Using the listing below, please gather every line containing the word "Scans".

[Entries taken from a collection]
......

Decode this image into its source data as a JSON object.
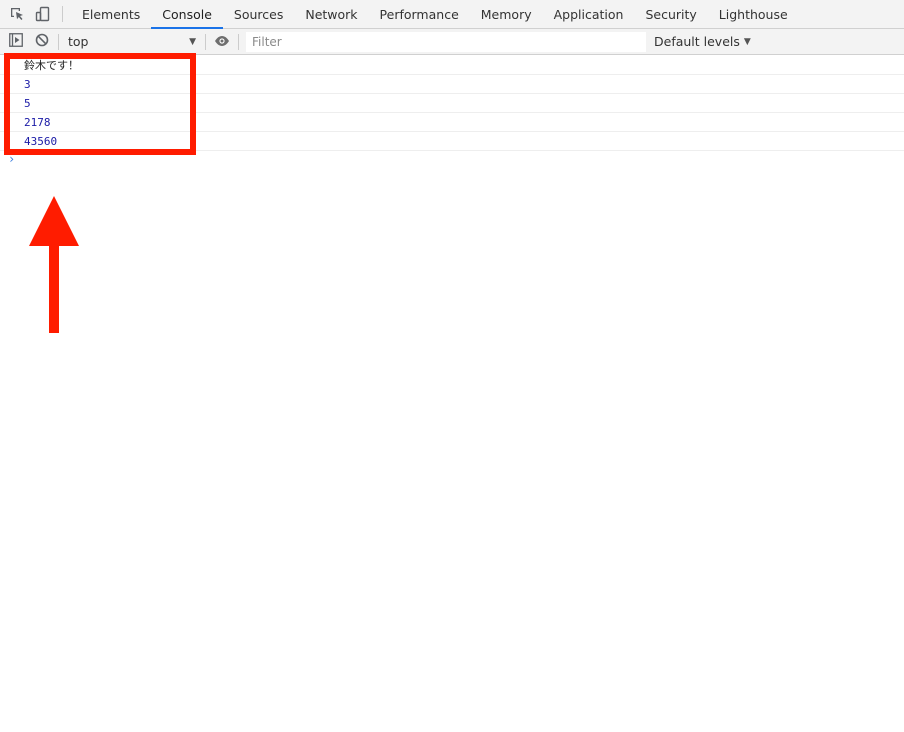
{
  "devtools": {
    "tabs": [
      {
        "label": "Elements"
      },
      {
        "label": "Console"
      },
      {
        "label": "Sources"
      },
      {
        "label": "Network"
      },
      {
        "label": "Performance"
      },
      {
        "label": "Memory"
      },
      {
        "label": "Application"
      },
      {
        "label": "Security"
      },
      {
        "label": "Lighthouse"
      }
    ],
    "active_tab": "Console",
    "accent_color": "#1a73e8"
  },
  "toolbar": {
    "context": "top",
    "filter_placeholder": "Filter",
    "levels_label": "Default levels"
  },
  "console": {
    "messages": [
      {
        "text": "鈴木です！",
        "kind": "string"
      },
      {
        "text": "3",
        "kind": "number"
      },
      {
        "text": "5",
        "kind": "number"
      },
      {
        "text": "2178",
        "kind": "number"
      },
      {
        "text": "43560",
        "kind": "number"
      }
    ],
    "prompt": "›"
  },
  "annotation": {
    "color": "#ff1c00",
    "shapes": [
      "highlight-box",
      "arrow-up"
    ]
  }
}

......

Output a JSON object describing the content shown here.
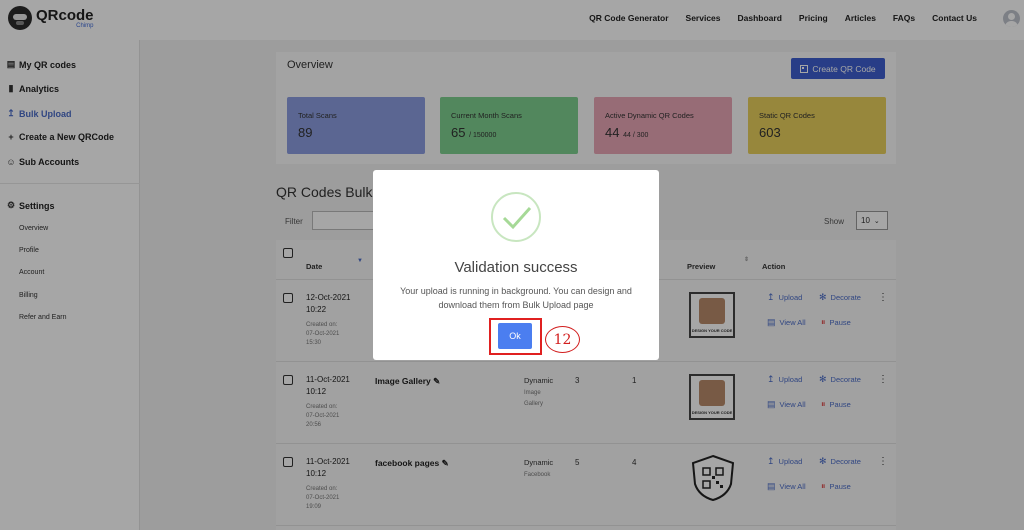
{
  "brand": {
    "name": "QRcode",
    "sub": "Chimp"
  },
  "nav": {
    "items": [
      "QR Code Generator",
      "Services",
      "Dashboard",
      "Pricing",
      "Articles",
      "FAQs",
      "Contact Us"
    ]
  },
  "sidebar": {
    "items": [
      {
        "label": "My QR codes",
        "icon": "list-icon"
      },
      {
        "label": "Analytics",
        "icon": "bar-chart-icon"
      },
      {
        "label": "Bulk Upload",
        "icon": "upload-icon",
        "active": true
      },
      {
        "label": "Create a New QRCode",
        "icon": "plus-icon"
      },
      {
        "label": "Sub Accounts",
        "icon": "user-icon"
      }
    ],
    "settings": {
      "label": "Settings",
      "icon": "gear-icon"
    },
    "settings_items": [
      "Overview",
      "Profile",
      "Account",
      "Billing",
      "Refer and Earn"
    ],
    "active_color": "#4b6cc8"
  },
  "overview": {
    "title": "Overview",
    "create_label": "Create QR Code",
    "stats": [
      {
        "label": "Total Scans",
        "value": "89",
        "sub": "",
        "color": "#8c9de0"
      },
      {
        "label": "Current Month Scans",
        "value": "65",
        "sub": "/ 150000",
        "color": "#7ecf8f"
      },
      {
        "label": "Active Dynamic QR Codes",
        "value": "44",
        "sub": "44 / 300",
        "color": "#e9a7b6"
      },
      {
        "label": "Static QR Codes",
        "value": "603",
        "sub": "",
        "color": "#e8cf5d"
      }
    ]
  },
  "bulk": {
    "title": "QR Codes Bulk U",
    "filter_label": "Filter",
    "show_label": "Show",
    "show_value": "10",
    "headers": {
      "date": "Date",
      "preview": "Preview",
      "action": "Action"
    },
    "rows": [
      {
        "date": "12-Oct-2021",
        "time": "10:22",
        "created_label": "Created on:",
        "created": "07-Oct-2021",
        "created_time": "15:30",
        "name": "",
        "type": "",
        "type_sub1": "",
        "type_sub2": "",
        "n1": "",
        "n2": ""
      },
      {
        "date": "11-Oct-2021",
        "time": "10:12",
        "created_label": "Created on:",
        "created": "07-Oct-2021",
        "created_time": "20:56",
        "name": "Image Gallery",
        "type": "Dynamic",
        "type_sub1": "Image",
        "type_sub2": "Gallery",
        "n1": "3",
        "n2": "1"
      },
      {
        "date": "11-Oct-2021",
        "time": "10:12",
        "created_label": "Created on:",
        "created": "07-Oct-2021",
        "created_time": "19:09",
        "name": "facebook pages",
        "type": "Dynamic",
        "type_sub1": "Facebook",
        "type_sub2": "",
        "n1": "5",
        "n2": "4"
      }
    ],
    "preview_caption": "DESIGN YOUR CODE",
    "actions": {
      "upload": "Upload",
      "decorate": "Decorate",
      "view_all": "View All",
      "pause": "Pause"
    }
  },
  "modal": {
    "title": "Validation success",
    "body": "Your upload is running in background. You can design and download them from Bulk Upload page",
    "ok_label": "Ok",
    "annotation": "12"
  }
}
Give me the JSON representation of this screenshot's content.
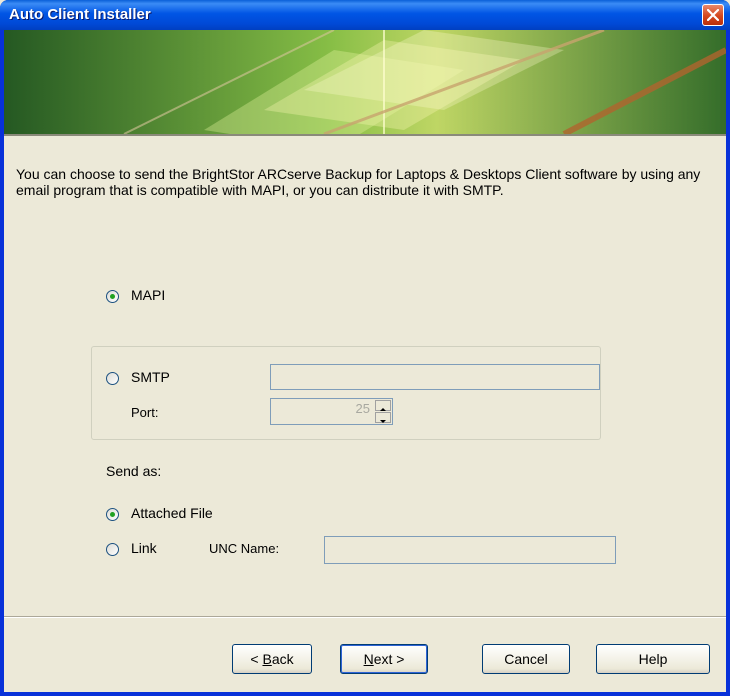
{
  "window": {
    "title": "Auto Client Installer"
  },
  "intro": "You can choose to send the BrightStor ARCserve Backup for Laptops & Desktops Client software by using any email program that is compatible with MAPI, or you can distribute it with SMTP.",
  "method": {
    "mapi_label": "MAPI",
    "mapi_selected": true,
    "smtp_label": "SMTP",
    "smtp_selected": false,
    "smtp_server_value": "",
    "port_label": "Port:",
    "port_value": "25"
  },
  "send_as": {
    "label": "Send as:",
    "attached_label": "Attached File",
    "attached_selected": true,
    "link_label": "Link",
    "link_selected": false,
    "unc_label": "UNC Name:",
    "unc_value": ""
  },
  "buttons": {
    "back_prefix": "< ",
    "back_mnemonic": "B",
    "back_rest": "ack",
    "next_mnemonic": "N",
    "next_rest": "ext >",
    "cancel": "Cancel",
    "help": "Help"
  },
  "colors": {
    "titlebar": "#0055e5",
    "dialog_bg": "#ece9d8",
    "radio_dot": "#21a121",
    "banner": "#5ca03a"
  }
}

......

* **Result of this task**
        "label": "Total Scans",
        "label": "Current Month Scans",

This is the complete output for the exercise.